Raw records
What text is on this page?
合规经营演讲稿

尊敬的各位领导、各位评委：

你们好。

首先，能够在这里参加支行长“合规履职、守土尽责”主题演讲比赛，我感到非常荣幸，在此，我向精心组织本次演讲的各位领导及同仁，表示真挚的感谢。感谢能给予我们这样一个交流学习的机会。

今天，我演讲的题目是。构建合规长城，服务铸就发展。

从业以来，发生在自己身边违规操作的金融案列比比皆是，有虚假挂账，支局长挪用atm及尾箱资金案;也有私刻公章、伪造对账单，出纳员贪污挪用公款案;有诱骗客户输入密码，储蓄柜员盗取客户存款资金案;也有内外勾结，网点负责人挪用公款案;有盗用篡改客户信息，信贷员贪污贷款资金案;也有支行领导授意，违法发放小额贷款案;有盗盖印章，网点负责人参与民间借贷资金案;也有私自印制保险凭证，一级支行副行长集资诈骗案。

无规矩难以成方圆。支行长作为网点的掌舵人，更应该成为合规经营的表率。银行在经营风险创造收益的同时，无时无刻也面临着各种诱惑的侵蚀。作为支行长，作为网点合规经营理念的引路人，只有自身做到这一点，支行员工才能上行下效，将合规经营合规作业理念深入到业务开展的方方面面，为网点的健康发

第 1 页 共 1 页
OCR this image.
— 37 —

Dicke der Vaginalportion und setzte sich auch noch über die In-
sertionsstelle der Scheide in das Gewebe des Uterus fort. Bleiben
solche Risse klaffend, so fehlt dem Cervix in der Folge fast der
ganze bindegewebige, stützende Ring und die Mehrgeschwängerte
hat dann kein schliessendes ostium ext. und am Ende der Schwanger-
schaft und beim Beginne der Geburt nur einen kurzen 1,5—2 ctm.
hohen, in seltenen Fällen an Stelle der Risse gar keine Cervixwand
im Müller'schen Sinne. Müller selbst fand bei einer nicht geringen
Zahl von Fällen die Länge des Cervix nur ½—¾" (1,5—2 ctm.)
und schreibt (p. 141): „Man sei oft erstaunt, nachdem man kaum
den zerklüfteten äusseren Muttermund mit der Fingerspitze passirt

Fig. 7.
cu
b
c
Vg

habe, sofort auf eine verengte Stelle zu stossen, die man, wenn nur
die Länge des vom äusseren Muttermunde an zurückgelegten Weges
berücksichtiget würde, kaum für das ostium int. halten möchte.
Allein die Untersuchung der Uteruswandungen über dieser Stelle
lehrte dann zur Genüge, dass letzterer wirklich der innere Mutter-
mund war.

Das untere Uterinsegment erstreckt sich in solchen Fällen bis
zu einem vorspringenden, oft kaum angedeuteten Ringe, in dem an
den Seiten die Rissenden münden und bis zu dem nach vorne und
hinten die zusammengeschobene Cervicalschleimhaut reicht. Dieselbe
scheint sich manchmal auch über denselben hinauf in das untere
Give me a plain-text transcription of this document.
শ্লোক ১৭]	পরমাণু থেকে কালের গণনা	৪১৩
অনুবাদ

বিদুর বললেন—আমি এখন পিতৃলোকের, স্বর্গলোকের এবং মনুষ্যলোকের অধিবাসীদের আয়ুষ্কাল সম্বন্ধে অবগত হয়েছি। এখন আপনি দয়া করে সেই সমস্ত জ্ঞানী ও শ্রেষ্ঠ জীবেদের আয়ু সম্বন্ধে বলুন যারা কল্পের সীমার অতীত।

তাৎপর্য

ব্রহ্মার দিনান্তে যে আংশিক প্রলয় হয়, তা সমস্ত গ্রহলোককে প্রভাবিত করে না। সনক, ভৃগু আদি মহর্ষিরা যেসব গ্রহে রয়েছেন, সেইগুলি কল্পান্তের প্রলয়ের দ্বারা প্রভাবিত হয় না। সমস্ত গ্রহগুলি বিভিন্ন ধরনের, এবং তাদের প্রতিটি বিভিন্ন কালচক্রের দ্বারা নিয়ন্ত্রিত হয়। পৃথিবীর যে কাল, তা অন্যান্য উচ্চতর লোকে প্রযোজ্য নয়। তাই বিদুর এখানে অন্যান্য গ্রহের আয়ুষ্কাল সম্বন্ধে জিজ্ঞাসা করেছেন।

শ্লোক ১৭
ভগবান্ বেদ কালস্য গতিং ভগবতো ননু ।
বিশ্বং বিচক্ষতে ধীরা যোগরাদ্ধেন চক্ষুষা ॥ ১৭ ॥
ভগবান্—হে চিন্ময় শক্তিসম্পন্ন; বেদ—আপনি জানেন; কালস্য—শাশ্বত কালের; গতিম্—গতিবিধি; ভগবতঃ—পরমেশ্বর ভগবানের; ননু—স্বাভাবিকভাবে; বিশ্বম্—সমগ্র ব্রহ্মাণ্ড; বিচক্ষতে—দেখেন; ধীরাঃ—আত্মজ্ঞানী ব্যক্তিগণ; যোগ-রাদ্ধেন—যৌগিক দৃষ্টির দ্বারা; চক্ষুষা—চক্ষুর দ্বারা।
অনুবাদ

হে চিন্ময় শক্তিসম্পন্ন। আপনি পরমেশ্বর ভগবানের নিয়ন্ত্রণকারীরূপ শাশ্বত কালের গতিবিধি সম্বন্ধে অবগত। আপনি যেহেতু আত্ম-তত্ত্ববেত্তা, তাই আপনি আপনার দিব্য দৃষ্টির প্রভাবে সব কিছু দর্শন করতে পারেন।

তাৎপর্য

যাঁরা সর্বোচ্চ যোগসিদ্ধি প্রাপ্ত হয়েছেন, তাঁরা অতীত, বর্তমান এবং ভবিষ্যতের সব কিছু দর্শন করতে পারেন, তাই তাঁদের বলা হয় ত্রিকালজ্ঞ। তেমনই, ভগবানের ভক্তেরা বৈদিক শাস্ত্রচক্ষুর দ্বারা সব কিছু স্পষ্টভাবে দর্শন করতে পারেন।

▸ Requirement
Copy the records above exactly.

▸ Worked answer
What text is on this page?
合规经营演讲稿

尊敬的各位领导、各位评委：

你们好。

首先，能够在这里参加支行长“合规履职、守土尽责”主题演讲比赛，我感到非常荣幸，在此，我向精心组织本次演讲的各位领导及同仁，表示真挚的感谢。感谢能给予我们这样一个交流学习的机会。

今天，我演讲的题目是。构建合规长城，服务铸就发展。

从业以来，发生在自己身边违规操作的金融案列比比皆是，有虚假挂账，支局长挪用atm及尾箱资金案;也有私刻公章、伪造对账单，出纳员贪污挪用公款案;有诱骗客户输入密码，储蓄柜员盗取客户存款资金案;也有内外勾结，网点负责人挪用公款案;有盗用篡改客户信息，信贷员贪污贷款资金案;也有支行领导授意，违法发放小额贷款案;有盗盖印章，网点负责人参与民间借贷资金案;也有私自印制保险凭证，一级支行副行长集资诈骗案。

无规矩难以成方圆。支行长作为网点的掌舵人，更应该成为合规经营的表率。银行在经营风险创造收益的同时，无时无刻也面临着各种诱惑的侵蚀。作为支行长，作为网点合规经营理念的引路人，只有自身做到这一点，支行员工才能上行下效，将合规经营合规作业理念深入到业务开展的方方面面，为网点的健康发

第 1 页 共 1 页
OCR this image.
— 37 —

Dicke der Vaginalportion und setzte sich auch noch über die In-
sertionsstelle der Scheide in das Gewebe des Uterus fort. Bleiben
solche Risse klaffend, so fehlt dem Cervix in der Folge fast der
ganze bindegewebige, stützende Ring und die Mehrgeschwängerte
hat dann kein schliessendes ostium ext. und am Ende der Schwanger-
schaft und beim Beginne der Geburt nur einen kurzen 1,5—2 ctm.
hohen, in seltenen Fällen an Stelle der Risse gar keine Cervixwand
im Müller'schen Sinne. Müller selbst fand bei einer nicht geringen
Zahl von Fällen die Länge des Cervix nur ½—¾" (1,5—2 ctm.)
und schreibt (p. 141): „Man sei oft erstaunt, nachdem man kaum
den zerklüfteten äusseren Muttermund mit der Fingerspitze passirt

Fig. 7.
cu
b
c
Vg

habe, sofort auf eine verengte Stelle zu stossen, die man, wenn nur
die Länge des vom äusseren Muttermunde an zurückgelegten Weges
berücksichtiget würde, kaum für das ostium int. halten möchte.
Allein die Untersuchung der Uteruswandungen über dieser Stelle
lehrte dann zur Genüge, dass letzterer wirklich der innere Mutter-
mund war.

Das untere Uterinsegment erstreckt sich in solchen Fällen bis
zu einem vorspringenden, oft kaum angedeuteten Ringe, in dem an
den Seiten die Rissenden münden und bis zu dem nach vorne und
hinten die zusammengeschobene Cervicalschleimhaut reicht. Dieselbe
scheint sich manchmal auch über denselben hinauf in das untere
Give me a plain-text transcription of this document.
শ্লোক ১৭]	পরমাণু থেকে কালের গণনা	৪১৩
অনুবাদ

বিদুর বললেন—আমি এখন পিতৃলোকের, স্বর্গলোকের এবং মনুষ্যলোকের অধিবাসীদের আয়ুষ্কাল সম্বন্ধে অবগত হয়েছি। এখন আপনি দয়া করে সেই সমস্ত জ্ঞানী ও শ্রেষ্ঠ জীবেদের আয়ু সম্বন্ধে বলুন যারা কল্পের সীমার অতীত।

তাৎপর্য

ব্রহ্মার দিনান্তে যে আংশিক প্রলয় হয়, তা সমস্ত গ্রহলোককে প্রভাবিত করে না। সনক, ভৃগু আদি মহর্ষিরা যেসব গ্রহে রয়েছেন, সেইগুলি কল্পান্তের প্রলয়ের দ্বারা প্রভাবিত হয় না। সমস্ত গ্রহগুলি বিভিন্ন ধরনের, এবং তাদের প্রতিটি বিভিন্ন কালচক্রের দ্বারা নিয়ন্ত্রিত হয়। পৃথিবীর যে কাল, তা অন্যান্য উচ্চতর লোকে প্রযোজ্য নয়। তাই বিদুর এখানে অন্যান্য গ্রহের আয়ুষ্কাল সম্বন্ধে জিজ্ঞাসা করেছেন।

শ্লোক ১৭
ভগবান্ বেদ কালস্য গতিং ভগবতো ননু ।
বিশ্বং বিচক্ষতে ধীরা যোগরাদ্ধেন চক্ষুষা ॥ ১৭ ॥
ভগবান্—হে চিন্ময় শক্তিসম্পন্ন; বেদ—আপনি জানেন; কালস্য—শাশ্বত কালের; গতিম্—গতিবিধি; ভগবতঃ—পরমেশ্বর ভগবানের; ননু—স্বাভাবিকভাবে; বিশ্বম্—সমগ্র ব্রহ্মাণ্ড; বিচক্ষতে—দেখেন; ধীরাঃ—আত্মজ্ঞানী ব্যক্তিগণ; যোগ-রাদ্ধেন—যৌগিক দৃষ্টির দ্বারা; চক্ষুষা—চক্ষুর দ্বারা।
অনুবাদ

হে চিন্ময় শক্তিসম্পন্ন। আপনি পরমেশ্বর ভগবানের নিয়ন্ত্রণকারীরূপ শাশ্বত কালের গতিবিধি সম্বন্ধে অবগত। আপনি যেহেতু আত্ম-তত্ত্ববেত্তা, তাই আপনি আপনার দিব্য দৃষ্টির প্রভাবে সব কিছু দর্শন করতে পারেন।

তাৎপর্য

যাঁরা সর্বোচ্চ যোগসিদ্ধি প্রাপ্ত হয়েছেন, তাঁরা অতীত, বর্তমান এবং ভবিষ্যতের সব কিছু দর্শন করতে পারেন, তাই তাঁদের বলা হয় ত্রিকালজ্ঞ। তেমনই, ভগবানের ভক্তেরা বৈদিক শাস্ত্রচক্ষুর দ্বারা সব কিছু স্পষ্টভাবে দর্শন করতে পারেন।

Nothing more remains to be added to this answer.